The task: From the entries below, copy out every line with "Kadrovska" in it.
------ Material for the task ------
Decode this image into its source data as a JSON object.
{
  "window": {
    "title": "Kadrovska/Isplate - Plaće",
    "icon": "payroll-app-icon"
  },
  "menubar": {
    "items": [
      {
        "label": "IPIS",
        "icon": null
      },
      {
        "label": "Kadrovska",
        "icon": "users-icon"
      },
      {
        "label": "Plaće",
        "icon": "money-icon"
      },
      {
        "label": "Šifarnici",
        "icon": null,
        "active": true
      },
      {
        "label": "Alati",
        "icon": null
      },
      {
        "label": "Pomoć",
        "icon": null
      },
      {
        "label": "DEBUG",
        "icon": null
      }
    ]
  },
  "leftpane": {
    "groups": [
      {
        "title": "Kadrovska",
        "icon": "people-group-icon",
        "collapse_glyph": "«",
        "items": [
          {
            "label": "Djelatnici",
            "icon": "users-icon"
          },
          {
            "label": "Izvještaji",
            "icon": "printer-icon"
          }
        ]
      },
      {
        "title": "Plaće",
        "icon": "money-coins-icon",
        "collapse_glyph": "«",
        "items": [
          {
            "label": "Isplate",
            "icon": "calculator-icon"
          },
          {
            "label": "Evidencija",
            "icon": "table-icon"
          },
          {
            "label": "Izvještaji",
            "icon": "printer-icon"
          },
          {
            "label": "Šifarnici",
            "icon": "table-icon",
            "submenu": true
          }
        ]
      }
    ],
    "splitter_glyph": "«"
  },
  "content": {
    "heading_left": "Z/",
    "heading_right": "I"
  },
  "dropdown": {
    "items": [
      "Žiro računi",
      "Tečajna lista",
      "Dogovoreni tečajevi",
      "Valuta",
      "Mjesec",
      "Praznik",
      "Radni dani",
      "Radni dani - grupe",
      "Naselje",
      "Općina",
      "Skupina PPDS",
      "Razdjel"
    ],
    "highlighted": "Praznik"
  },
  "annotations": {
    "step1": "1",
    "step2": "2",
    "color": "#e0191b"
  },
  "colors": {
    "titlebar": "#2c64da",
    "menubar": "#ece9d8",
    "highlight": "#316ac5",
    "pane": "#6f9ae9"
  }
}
------
Answer to this task:
    "title": "Kadrovska/Isplate - Plaće",
        "label": "Kadrovska",
        "title": "Kadrovska",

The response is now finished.